» PROBLEM DETAILS
Give back each entry unchanged, minus pictures.

──────── SUPPLIED ENTRIES

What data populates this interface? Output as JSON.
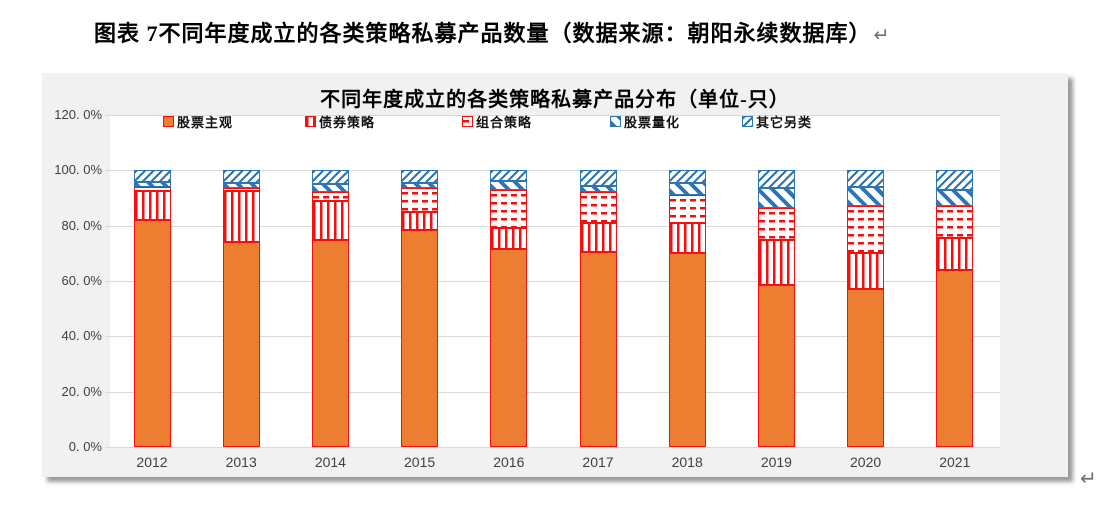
{
  "document": {
    "caption": "图表 7不同年度成立的各类策略私募产品数量（数据来源：朝阳永续数据库）",
    "caption_paragraph_mark": "↵",
    "trailing_paragraph_mark": "↵"
  },
  "chart_data": {
    "type": "bar",
    "stacked": true,
    "title": "不同年度成立的各类策略私募产品分布（单位-只）",
    "categories": [
      "2012",
      "2013",
      "2014",
      "2015",
      "2016",
      "2017",
      "2018",
      "2019",
      "2020",
      "2021"
    ],
    "series": [
      {
        "name": "股票主观",
        "pattern": "solid-orange",
        "values": [
          82,
          74,
          75,
          78.5,
          71.5,
          70.5,
          70,
          58.5,
          57,
          64
        ]
      },
      {
        "name": "债券策略",
        "pattern": "red-vertical-stripes",
        "values": [
          10.5,
          18.5,
          14,
          6.5,
          7.5,
          10.5,
          11,
          16.5,
          13,
          11.5
        ]
      },
      {
        "name": "组合策略",
        "pattern": "red-horizontal-dashes",
        "values": [
          1.5,
          1.2,
          3,
          8.5,
          14,
          11,
          10,
          11.5,
          17,
          11.5
        ]
      },
      {
        "name": "股票量化",
        "pattern": "blue-bold-diagonal",
        "values": [
          1.8,
          1.8,
          3,
          2,
          3,
          2.5,
          4.3,
          7.3,
          6.9,
          6
        ]
      },
      {
        "name": "其它另类",
        "pattern": "blue-fine-diagonal",
        "values": [
          4.2,
          4.5,
          5,
          4.5,
          4,
          5.5,
          4.7,
          6.2,
          6.1,
          7
        ]
      }
    ],
    "y_ticks": [
      "120. 0%",
      "100. 0%",
      "80. 0%",
      "60. 0%",
      "40. 0%",
      "20. 0%",
      "0. 0%"
    ],
    "ylim": [
      0,
      120
    ],
    "unit": "%",
    "grid": true,
    "legend_position": "top-inside",
    "colors": {
      "bar_orange": "#ED7D31",
      "stroke_red": "#F50F0F",
      "stroke_blue": "#2E75B6",
      "chart_bg": "#F1F1F1",
      "gridline": "#D9D9D9",
      "axis_text": "#404040"
    }
  }
}
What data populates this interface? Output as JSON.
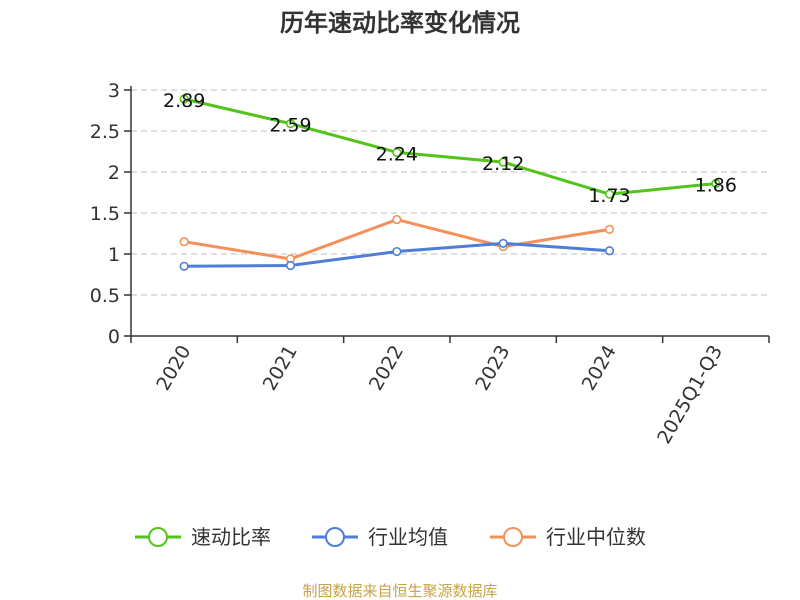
{
  "chart_data": {
    "type": "line",
    "title": "历年速动比率变化情况",
    "categories": [
      "2020",
      "2021",
      "2022",
      "2023",
      "2024",
      "2025Q1-Q3"
    ],
    "ylim": [
      0,
      3
    ],
    "yticks": [
      "0",
      "0.5",
      "1",
      "1.5",
      "2",
      "2.5",
      "3"
    ],
    "grid": true,
    "legend_position": "bottom",
    "series": [
      {
        "name": "速动比率",
        "color": "#52c41a",
        "values": [
          2.89,
          2.59,
          2.24,
          2.12,
          1.73,
          1.86
        ],
        "labels": [
          "2.89",
          "2.59",
          "2.24",
          "2.12",
          "1.73",
          "1.86"
        ]
      },
      {
        "name": "行业均值",
        "color": "#4f7ed8",
        "values": [
          0.85,
          0.86,
          1.03,
          1.13,
          1.04,
          null
        ]
      },
      {
        "name": "行业中位数",
        "color": "#f4915a",
        "values": [
          1.15,
          0.94,
          1.42,
          1.09,
          1.3,
          null
        ]
      }
    ],
    "source": "制图数据来自恒生聚源数据库",
    "source_color": "#c8a44a"
  }
}
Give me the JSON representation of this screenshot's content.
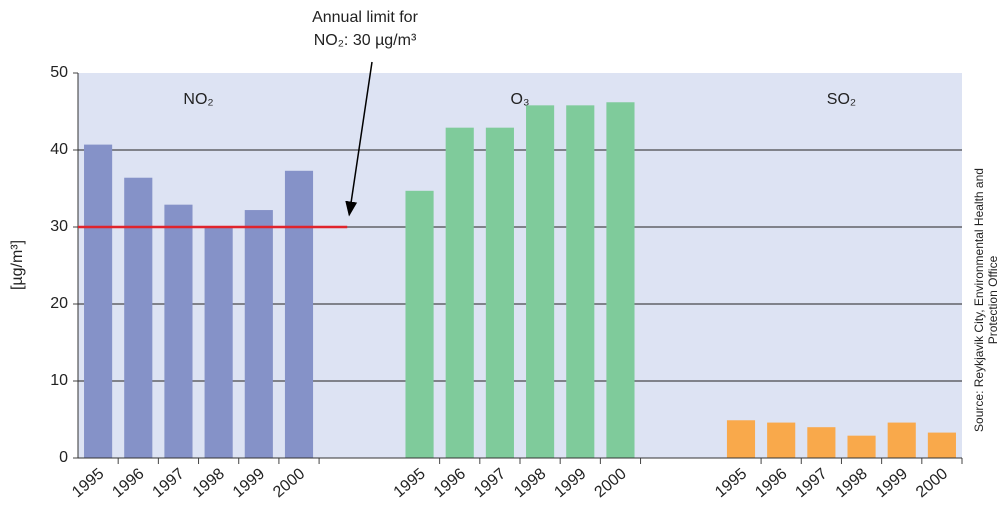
{
  "chart_data": {
    "type": "bar",
    "categories": [
      "1995",
      "1996",
      "1997",
      "1998",
      "1999",
      "2000"
    ],
    "series": [
      {
        "name": "NO₂",
        "color": "#8592c8",
        "values": [
          40.7,
          36.4,
          32.9,
          30.1,
          32.2,
          37.3
        ]
      },
      {
        "name": "O₃",
        "color": "#7fcb9b",
        "values": [
          34.7,
          42.9,
          42.9,
          45.8,
          45.8,
          46.2
        ]
      },
      {
        "name": "SO₂",
        "color": "#f9a94b",
        "values": [
          4.9,
          4.6,
          4.0,
          2.9,
          4.6,
          3.3
        ]
      }
    ],
    "ylabel": "[µg/m³]",
    "ylim": [
      0,
      50
    ],
    "yticks": [
      0,
      10,
      20,
      30,
      40,
      50
    ],
    "grid": true,
    "limit": 30,
    "limit_color": "#e0242c",
    "annotation": [
      "Annual limit for",
      "NO₂: 30 µg/m³"
    ],
    "source": [
      "Source: Reykjavik City, Environmental Health and",
      "Protection Office"
    ]
  }
}
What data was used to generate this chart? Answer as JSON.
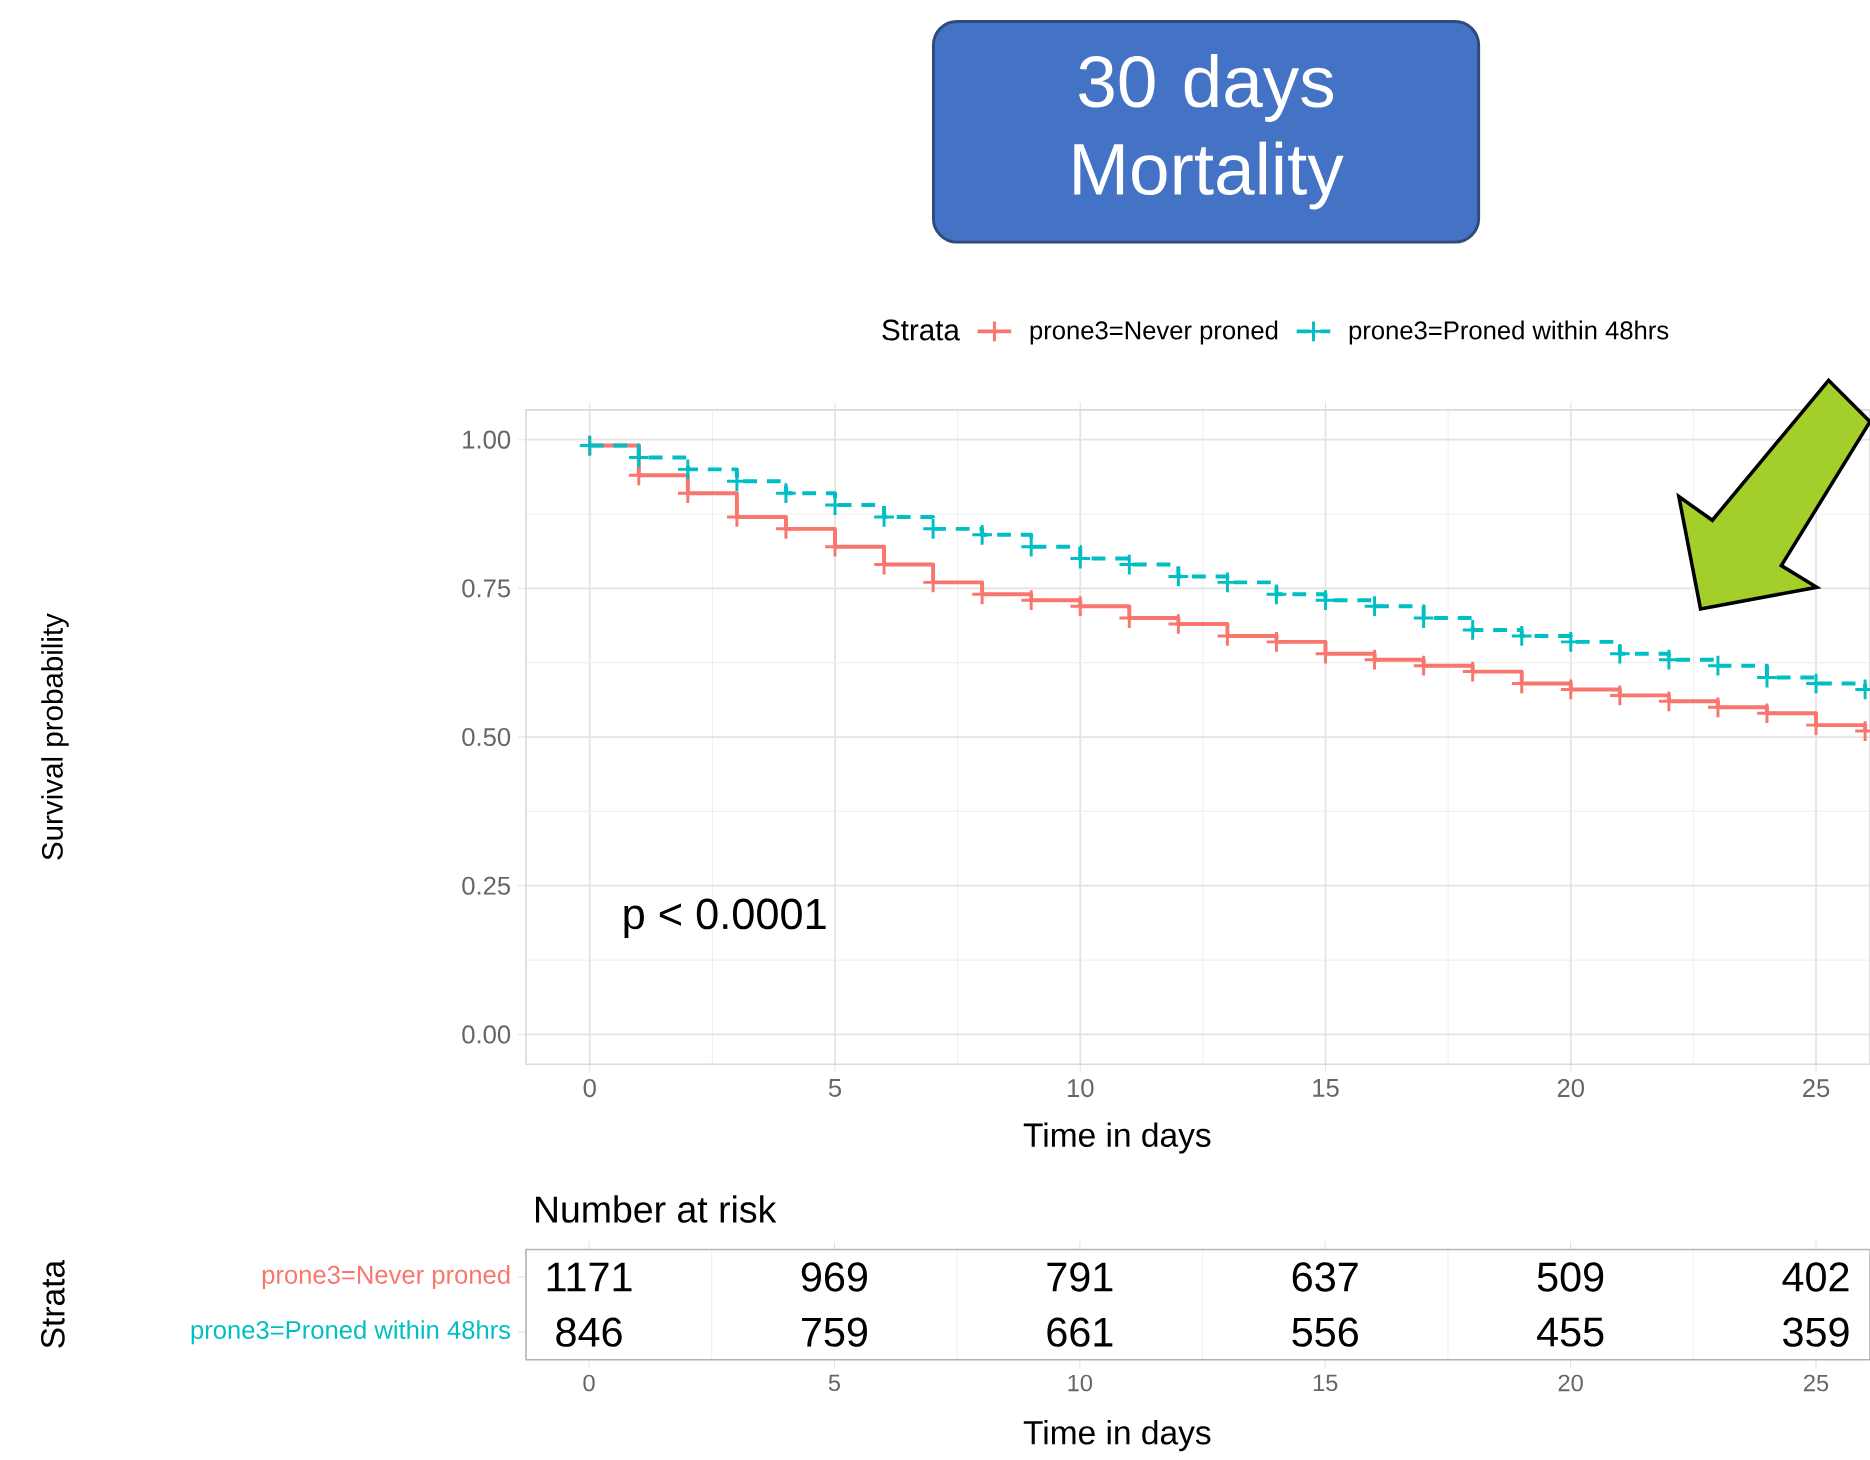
{
  "chart_data": [
    {
      "type": "step",
      "title": "30 days Mortality",
      "xlabel": "Time in days",
      "ylabel": "Survival probability",
      "legend_title": "Strata",
      "annotations": [
        "p < 0.0001"
      ],
      "x": [
        0,
        1,
        2,
        3,
        4,
        5,
        6,
        7,
        8,
        9,
        10,
        11,
        12,
        13,
        14,
        15,
        16,
        17,
        18,
        19,
        20,
        21,
        22,
        23,
        24,
        25,
        26
      ],
      "series": [
        {
          "name": "prone3=Never proned",
          "color": "#f8766d",
          "line_style": "solid",
          "values": [
            0.99,
            0.94,
            0.91,
            0.87,
            0.85,
            0.82,
            0.79,
            0.76,
            0.74,
            0.73,
            0.72,
            0.7,
            0.69,
            0.67,
            0.66,
            0.64,
            0.63,
            0.62,
            0.61,
            0.59,
            0.58,
            0.57,
            0.56,
            0.55,
            0.54,
            0.52,
            0.51
          ]
        },
        {
          "name": "prone3=Proned within 48hrs",
          "color": "#00bfc4",
          "line_style": "dashed",
          "values": [
            0.99,
            0.97,
            0.95,
            0.93,
            0.91,
            0.89,
            0.87,
            0.85,
            0.84,
            0.82,
            0.8,
            0.79,
            0.77,
            0.76,
            0.74,
            0.73,
            0.72,
            0.7,
            0.68,
            0.67,
            0.66,
            0.64,
            0.63,
            0.62,
            0.6,
            0.59,
            0.58
          ]
        }
      ],
      "xlim": [
        -1.3,
        26.1
      ],
      "ylim": [
        -0.05,
        1.05
      ],
      "xticks": [
        0,
        5,
        10,
        15,
        20,
        25
      ],
      "yticks": [
        {
          "value": 0,
          "label": "0.00"
        },
        {
          "value": 0.25,
          "label": "0.25"
        },
        {
          "value": 0.5,
          "label": "0.50"
        },
        {
          "value": 0.75,
          "label": "0.75"
        },
        {
          "value": 1,
          "label": "1.00"
        }
      ],
      "grid": true,
      "legend": "top",
      "marker": "cross"
    },
    {
      "type": "heatmap",
      "title": "Number at risk",
      "xlabel": "Time in days",
      "ylabel": "Strata",
      "categories": [
        "0",
        "5",
        "10",
        "15",
        "20",
        "25"
      ],
      "y_categories": [
        "prone3=Never proned",
        "prone3=Proned within 48hrs"
      ],
      "cells": [
        [
          1171,
          969,
          791,
          637,
          509,
          402
        ],
        [
          846,
          759,
          661,
          556,
          455,
          359
        ]
      ],
      "grid": "x",
      "data_labels": true
    }
  ]
}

────────────────

» EXERCISE RESULT
What data populates this interface? Output as JSON.
{
  "document": {
    "caption": "图表 7不同年度成立的各类策略私募产品数量（数据来源：朝阳永续数据库）",
    "caption_paragraph_mark": "↵",
    "trailing_paragraph_mark": "↵"
  },
  "chart_data": {
    "type": "bar",
    "stacked": true,
    "title": "不同年度成立的各类策略私募产品分布（单位-只）",
    "categories": [
      "2012",
      "2013",
      "2014",
      "2015",
      "2016",
      "2017",
      "2018",
      "2019",
      "2020",
      "2021"
    ],
    "series": [
      {
        "name": "股票主观",
        "pattern": "solid-orange",
        "values": [
          82,
          74,
          75,
          78.5,
          71.5,
          70.5,
          70,
          58.5,
          57,
          64
        ]
      },
      {
        "name": "债券策略",
        "pattern": "red-vertical-stripes",
        "values": [
          10.5,
          18.5,
          14,
          6.5,
          7.5,
          10.5,
          11,
          16.5,
          13,
          11.5
        ]
      },
      {
        "name": "组合策略",
        "pattern": "red-horizontal-dashes",
        "values": [
          1.5,
          1.2,
          3,
          8.5,
          14,
          11,
          10,
          11.5,
          17,
          11.5
        ]
      },
      {
        "name": "股票量化",
        "pattern": "blue-bold-diagonal",
        "values": [
          1.8,
          1.8,
          3,
          2,
          3,
          2.5,
          4.3,
          7.3,
          6.9,
          6
        ]
      },
      {
        "name": "其它另类",
        "pattern": "blue-fine-diagonal",
        "values": [
          4.2,
          4.5,
          5,
          4.5,
          4,
          5.5,
          4.7,
          6.2,
          6.1,
          7
        ]
      }
    ],
    "y_ticks": [
      "120. 0%",
      "100. 0%",
      "80. 0%",
      "60. 0%",
      "40. 0%",
      "20. 0%",
      "0. 0%"
    ],
    "ylim": [
      0,
      120
    ],
    "unit": "%",
    "grid": true,
    "legend_position": "top-inside",
    "colors": {
      "bar_orange": "#ED7D31",
      "stroke_red": "#F50F0F",
      "stroke_blue": "#2E75B6",
      "chart_bg": "#F1F1F1",
      "gridline": "#D9D9D9",
      "axis_text": "#404040"
    }
  }
}
What data populates this interface? Output as JSON.
{
  "chart_data": {
    "type": "line",
    "title": "历年速动比率变化情况",
    "categories": [
      "2020",
      "2021",
      "2022",
      "2023",
      "2024",
      "2025Q1-Q3"
    ],
    "ylim": [
      0,
      3
    ],
    "yticks": [
      "0",
      "0.5",
      "1",
      "1.5",
      "2",
      "2.5",
      "3"
    ],
    "grid": true,
    "legend_position": "bottom",
    "series": [
      {
        "name": "速动比率",
        "color": "#52c41a",
        "values": [
          2.89,
          2.59,
          2.24,
          2.12,
          1.73,
          1.86
        ],
        "labels": [
          "2.89",
          "2.59",
          "2.24",
          "2.12",
          "1.73",
          "1.86"
        ]
      },
      {
        "name": "行业均值",
        "color": "#4f7ed8",
        "values": [
          0.85,
          0.86,
          1.03,
          1.13,
          1.04,
          null
        ]
      },
      {
        "name": "行业中位数",
        "color": "#f4915a",
        "values": [
          1.15,
          0.94,
          1.42,
          1.09,
          1.3,
          null
        ]
      }
    ],
    "source": "制图数据来自恒生聚源数据库",
    "source_color": "#c8a44a"
  }
}
Give me the JSON representation of this screenshot's content.
{
  "chart_data": {
    "type": "bar",
    "categories": [
      "1995",
      "1996",
      "1997",
      "1998",
      "1999",
      "2000"
    ],
    "series": [
      {
        "name": "NO₂",
        "color": "#8592c8",
        "values": [
          40.7,
          36.4,
          32.9,
          30.1,
          32.2,
          37.3
        ]
      },
      {
        "name": "O₃",
        "color": "#7fcb9b",
        "values": [
          34.7,
          42.9,
          42.9,
          45.8,
          45.8,
          46.2
        ]
      },
      {
        "name": "SO₂",
        "color": "#f9a94b",
        "values": [
          4.9,
          4.6,
          4.0,
          2.9,
          4.6,
          3.3
        ]
      }
    ],
    "ylabel": "[µg/m³]",
    "ylim": [
      0,
      50
    ],
    "yticks": [
      0,
      10,
      20,
      30,
      40,
      50
    ],
    "grid": true,
    "limit": 30,
    "limit_color": "#e0242c",
    "annotation": [
      "Annual limit for",
      "NO₂: 30 µg/m³"
    ],
    "source": [
      "Source: Reykjavik City, Environmental Health and",
      "Protection Office"
    ]
  }
}
What data was used to generate this chart? Answer as JSON.
{
  "chart_data": [
    {
      "type": "step",
      "title": "30 days Mortality",
      "xlabel": "Time in days",
      "ylabel": "Survival probability",
      "legend_title": "Strata",
      "annotations": [
        "p < 0.0001"
      ],
      "x": [
        0,
        1,
        2,
        3,
        4,
        5,
        6,
        7,
        8,
        9,
        10,
        11,
        12,
        13,
        14,
        15,
        16,
        17,
        18,
        19,
        20,
        21,
        22,
        23,
        24,
        25,
        26
      ],
      "series": [
        {
          "name": "prone3=Never proned",
          "color": "#f8766d",
          "line_style": "solid",
          "values": [
            0.99,
            0.94,
            0.91,
            0.87,
            0.85,
            0.82,
            0.79,
            0.76,
            0.74,
            0.73,
            0.72,
            0.7,
            0.69,
            0.67,
            0.66,
            0.64,
            0.63,
            0.62,
            0.61,
            0.59,
            0.58,
            0.57,
            0.56,
            0.55,
            0.54,
            0.52,
            0.51
          ]
        },
        {
          "name": "prone3=Proned within 48hrs",
          "color": "#00bfc4",
          "line_style": "dashed",
          "values": [
            0.99,
            0.97,
            0.95,
            0.93,
            0.91,
            0.89,
            0.87,
            0.85,
            0.84,
            0.82,
            0.8,
            0.79,
            0.77,
            0.76,
            0.74,
            0.73,
            0.72,
            0.7,
            0.68,
            0.67,
            0.66,
            0.64,
            0.63,
            0.62,
            0.6,
            0.59,
            0.58
          ]
        }
      ],
      "xlim": [
        -1.3,
        26.1
      ],
      "ylim": [
        -0.05,
        1.05
      ],
      "xticks": [
        0,
        5,
        10,
        15,
        20,
        25
      ],
      "yticks": [
        {
          "value": 0,
          "label": "0.00"
        },
        {
          "value": 0.25,
          "label": "0.25"
        },
        {
          "value": 0.5,
          "label": "0.50"
        },
        {
          "value": 0.75,
          "label": "0.75"
        },
        {
          "value": 1,
          "label": "1.00"
        }
      ],
      "grid": true,
      "legend": "top",
      "marker": "cross"
    },
    {
      "type": "heatmap",
      "title": "Number at risk",
      "xlabel": "Time in days",
      "ylabel": "Strata",
      "categories": [
        "0",
        "5",
        "10",
        "15",
        "20",
        "25"
      ],
      "y_categories": [
        "prone3=Never proned",
        "prone3=Proned within 48hrs"
      ],
      "cells": [
        [
          1171,
          969,
          791,
          637,
          509,
          402
        ],
        [
          846,
          759,
          661,
          556,
          455,
          359
        ]
      ],
      "grid": "x",
      "data_labels": true
    }
  ]
}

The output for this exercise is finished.